- _Directions for this task_
Examine the entries and show every line in which the word "increase" is found.

- _The records_

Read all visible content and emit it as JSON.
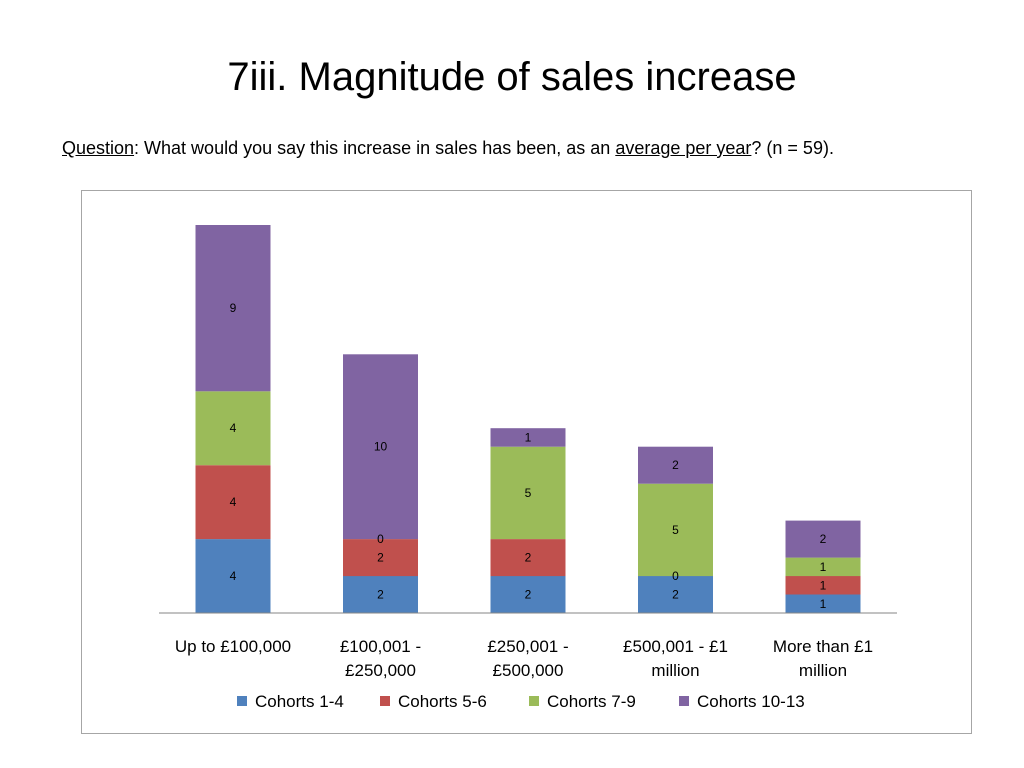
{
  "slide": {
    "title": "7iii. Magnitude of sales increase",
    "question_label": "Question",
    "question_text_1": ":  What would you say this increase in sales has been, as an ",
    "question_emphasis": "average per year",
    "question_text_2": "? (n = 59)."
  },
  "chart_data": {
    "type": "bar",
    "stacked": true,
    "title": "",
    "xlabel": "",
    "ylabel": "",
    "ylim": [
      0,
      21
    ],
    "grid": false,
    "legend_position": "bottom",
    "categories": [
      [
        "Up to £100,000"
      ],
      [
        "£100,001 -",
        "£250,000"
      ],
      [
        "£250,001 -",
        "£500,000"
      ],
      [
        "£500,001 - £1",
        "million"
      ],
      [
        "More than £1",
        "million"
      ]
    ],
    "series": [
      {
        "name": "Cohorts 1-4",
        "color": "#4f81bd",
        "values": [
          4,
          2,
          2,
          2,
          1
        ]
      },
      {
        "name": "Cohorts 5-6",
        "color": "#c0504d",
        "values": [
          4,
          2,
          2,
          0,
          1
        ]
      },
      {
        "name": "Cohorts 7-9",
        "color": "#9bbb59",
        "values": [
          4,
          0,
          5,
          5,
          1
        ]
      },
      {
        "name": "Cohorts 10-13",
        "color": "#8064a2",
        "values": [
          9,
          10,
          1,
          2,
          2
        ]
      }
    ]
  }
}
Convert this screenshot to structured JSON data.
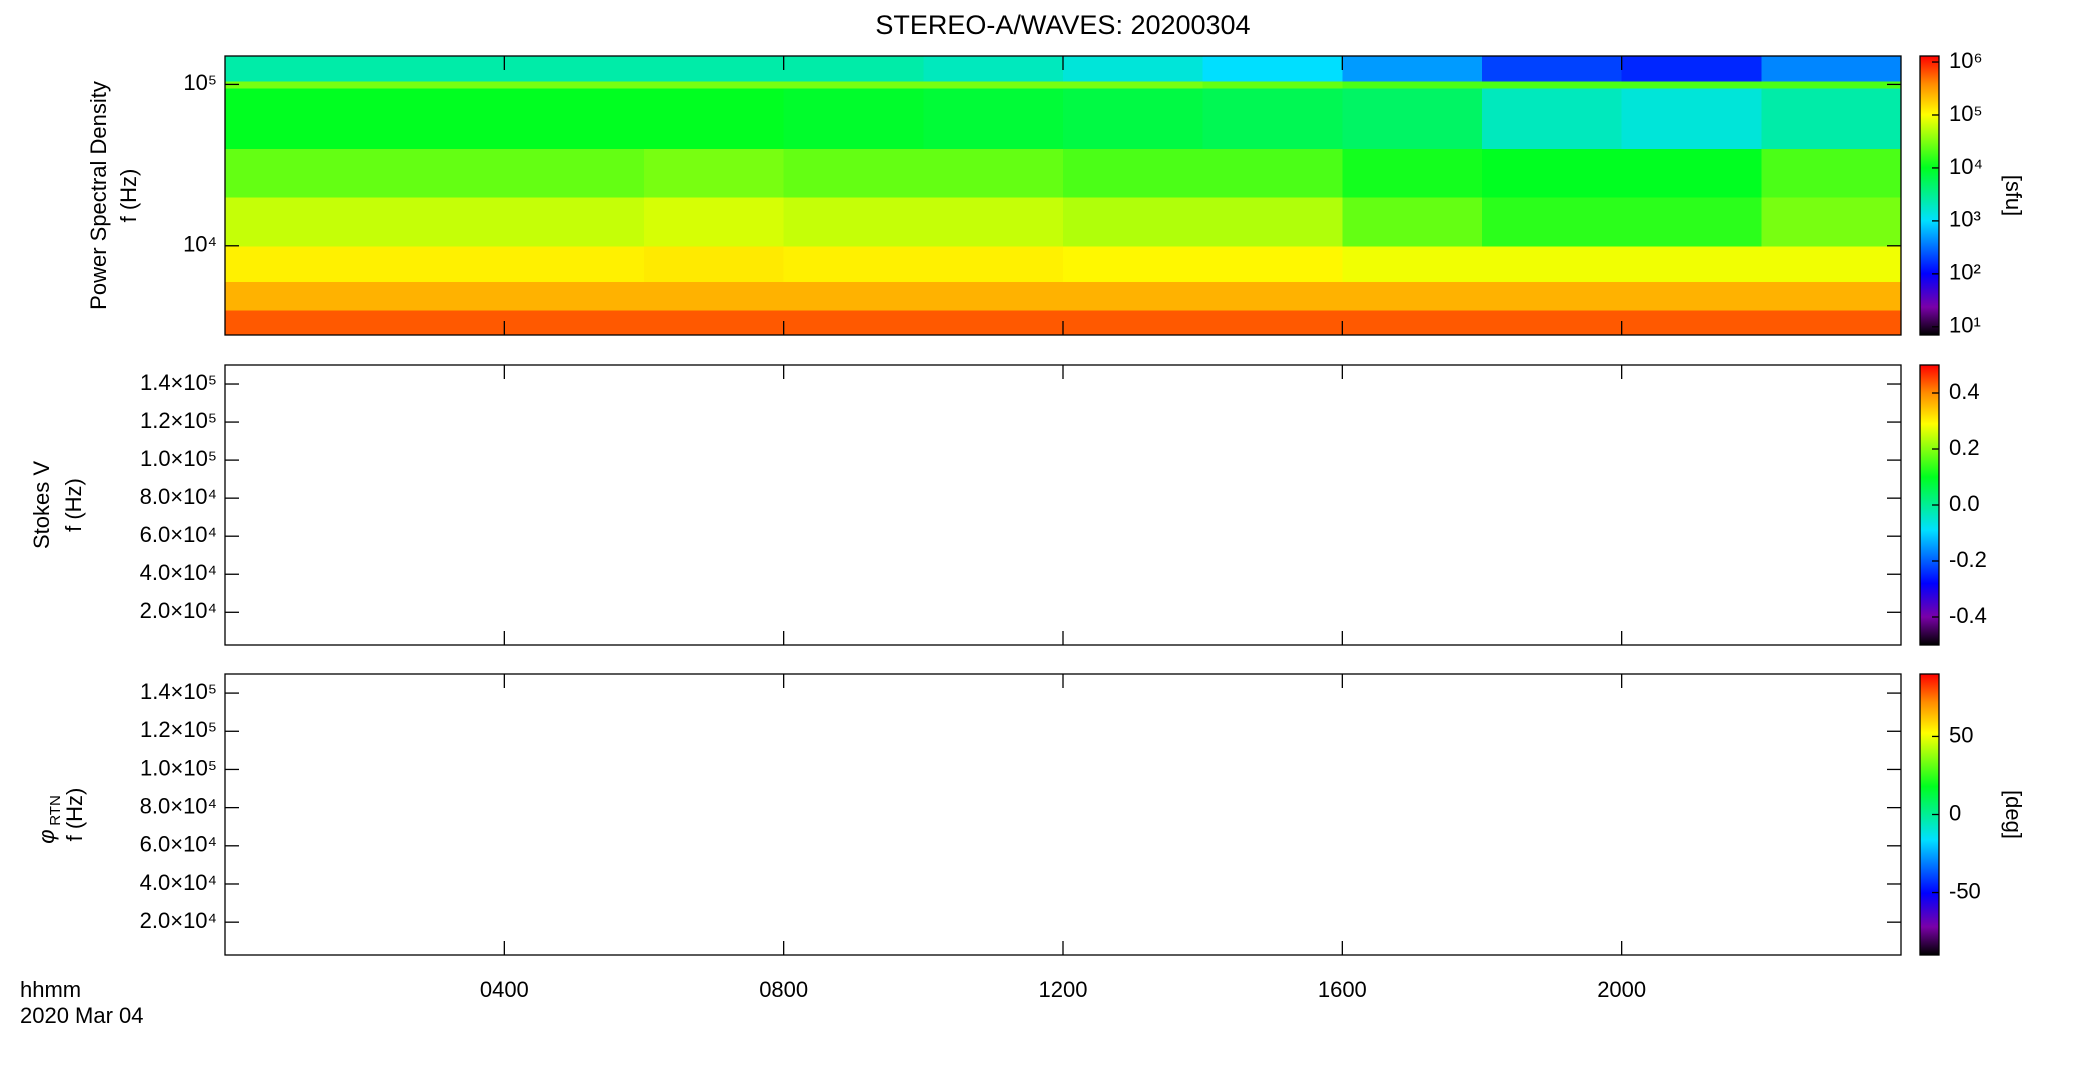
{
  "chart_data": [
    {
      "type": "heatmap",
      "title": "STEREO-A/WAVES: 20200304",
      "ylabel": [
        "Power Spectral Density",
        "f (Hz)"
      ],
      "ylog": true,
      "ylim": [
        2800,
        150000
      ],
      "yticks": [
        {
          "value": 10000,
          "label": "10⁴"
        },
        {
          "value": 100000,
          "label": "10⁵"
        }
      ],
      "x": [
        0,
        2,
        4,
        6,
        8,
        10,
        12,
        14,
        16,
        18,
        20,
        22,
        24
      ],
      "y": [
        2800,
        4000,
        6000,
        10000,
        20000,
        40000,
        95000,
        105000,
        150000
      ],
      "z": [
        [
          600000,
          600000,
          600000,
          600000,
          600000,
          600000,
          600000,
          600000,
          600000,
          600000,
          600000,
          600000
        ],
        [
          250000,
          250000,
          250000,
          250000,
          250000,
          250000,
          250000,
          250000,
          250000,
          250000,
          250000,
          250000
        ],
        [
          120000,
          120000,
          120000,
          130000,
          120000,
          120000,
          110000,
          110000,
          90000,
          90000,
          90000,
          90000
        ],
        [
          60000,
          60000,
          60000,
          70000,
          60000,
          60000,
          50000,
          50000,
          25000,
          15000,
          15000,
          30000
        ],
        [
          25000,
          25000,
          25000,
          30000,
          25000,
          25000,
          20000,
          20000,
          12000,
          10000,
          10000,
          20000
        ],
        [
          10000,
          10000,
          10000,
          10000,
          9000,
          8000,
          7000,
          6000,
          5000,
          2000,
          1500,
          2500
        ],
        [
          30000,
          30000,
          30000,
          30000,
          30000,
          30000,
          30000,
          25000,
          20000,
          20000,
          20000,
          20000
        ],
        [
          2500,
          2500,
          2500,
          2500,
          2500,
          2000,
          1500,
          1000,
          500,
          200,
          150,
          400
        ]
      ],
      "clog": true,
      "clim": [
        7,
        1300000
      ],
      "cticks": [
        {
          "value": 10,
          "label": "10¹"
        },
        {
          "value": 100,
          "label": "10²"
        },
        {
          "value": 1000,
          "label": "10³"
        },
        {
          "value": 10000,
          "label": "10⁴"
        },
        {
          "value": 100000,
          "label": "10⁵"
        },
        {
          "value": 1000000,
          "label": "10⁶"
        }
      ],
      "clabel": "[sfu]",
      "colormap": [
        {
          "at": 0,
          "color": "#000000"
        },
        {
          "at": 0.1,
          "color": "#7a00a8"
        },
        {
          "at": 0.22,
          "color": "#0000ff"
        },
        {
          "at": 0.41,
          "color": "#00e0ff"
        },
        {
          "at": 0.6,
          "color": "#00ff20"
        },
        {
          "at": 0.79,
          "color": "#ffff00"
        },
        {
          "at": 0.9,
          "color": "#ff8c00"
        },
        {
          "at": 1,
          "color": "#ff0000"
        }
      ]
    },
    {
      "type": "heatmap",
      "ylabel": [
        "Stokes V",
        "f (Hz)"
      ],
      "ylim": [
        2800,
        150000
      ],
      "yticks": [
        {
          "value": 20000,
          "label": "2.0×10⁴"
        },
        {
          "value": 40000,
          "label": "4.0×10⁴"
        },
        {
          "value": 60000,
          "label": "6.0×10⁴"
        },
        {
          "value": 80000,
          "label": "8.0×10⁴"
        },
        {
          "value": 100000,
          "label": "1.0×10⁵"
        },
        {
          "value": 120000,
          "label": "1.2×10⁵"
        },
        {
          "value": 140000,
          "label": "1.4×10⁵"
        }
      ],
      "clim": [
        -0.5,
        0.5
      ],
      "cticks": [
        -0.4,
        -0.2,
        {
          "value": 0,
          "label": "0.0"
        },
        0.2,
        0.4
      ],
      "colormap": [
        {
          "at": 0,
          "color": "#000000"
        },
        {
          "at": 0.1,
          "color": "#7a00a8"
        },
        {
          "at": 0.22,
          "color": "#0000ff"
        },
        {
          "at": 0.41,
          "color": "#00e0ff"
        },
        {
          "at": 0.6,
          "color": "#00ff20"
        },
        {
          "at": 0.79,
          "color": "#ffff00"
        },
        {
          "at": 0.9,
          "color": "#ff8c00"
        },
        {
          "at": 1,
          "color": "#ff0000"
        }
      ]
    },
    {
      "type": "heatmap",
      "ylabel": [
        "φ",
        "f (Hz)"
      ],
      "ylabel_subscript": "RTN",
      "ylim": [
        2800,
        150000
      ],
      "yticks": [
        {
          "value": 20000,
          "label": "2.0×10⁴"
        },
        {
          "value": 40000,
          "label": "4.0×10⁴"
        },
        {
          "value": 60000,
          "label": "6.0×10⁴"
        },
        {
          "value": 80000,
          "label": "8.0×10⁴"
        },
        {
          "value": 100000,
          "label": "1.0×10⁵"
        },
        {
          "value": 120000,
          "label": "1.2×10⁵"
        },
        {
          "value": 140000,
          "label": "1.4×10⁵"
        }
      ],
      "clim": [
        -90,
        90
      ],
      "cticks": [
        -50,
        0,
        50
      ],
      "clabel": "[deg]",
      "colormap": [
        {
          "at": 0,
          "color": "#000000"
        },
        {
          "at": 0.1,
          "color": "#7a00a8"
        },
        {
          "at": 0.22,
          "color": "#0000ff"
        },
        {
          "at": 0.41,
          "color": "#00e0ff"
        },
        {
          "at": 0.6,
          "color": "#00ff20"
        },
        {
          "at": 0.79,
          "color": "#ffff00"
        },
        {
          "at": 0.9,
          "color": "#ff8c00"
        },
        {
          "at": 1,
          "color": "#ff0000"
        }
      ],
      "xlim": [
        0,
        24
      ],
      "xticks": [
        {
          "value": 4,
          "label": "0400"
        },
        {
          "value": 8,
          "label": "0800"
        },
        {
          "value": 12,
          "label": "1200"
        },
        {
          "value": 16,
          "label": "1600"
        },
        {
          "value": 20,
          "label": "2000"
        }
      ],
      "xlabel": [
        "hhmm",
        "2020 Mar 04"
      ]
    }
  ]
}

---

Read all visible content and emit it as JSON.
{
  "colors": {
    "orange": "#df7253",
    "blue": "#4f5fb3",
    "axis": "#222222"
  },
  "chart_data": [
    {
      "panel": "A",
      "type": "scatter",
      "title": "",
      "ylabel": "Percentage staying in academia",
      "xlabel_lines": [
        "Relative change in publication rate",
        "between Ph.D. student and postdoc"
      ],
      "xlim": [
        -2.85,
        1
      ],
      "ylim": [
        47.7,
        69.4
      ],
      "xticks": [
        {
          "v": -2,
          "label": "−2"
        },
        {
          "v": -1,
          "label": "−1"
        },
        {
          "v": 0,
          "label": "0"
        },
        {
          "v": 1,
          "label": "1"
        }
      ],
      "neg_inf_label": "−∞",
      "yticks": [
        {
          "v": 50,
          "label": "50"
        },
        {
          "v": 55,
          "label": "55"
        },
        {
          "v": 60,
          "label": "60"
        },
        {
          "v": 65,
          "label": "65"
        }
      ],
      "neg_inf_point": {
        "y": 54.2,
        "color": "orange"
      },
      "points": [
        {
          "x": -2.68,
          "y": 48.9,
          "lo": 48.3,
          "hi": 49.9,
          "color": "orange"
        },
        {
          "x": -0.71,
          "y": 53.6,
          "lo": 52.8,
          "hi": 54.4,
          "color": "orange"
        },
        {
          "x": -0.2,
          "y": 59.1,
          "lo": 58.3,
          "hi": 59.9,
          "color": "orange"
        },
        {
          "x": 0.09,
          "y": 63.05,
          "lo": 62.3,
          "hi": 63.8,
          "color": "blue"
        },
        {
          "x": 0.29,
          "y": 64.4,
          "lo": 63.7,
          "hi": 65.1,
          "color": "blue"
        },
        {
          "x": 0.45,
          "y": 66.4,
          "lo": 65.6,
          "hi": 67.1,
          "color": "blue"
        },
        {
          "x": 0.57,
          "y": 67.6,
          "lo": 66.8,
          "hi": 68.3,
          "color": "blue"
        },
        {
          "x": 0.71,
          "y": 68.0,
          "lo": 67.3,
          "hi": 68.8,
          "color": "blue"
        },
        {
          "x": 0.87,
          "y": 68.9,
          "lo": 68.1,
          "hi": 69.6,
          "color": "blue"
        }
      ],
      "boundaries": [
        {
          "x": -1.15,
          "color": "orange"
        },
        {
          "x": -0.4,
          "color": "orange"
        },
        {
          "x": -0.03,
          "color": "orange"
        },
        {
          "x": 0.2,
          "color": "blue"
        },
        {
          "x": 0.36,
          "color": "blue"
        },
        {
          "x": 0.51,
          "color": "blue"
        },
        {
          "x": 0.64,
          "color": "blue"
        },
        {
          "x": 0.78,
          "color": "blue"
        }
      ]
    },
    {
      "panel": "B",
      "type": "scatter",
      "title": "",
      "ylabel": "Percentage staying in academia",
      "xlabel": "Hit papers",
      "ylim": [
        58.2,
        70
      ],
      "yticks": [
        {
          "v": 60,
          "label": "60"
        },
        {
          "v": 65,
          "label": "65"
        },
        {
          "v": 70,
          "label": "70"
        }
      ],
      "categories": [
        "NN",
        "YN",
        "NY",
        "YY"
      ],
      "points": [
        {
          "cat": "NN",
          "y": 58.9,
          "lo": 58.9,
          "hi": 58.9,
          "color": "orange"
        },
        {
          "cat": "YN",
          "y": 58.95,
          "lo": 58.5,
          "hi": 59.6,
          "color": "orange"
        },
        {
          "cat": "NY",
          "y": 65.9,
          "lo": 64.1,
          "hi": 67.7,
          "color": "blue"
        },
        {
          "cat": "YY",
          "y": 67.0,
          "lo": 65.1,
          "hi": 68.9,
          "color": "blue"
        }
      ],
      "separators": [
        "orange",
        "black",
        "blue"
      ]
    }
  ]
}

- _Solved problem_
    "title": "7iii. Magnitude of sales increase",
    "question_text_1": ":  What would you say this increase in sales has been, as an ",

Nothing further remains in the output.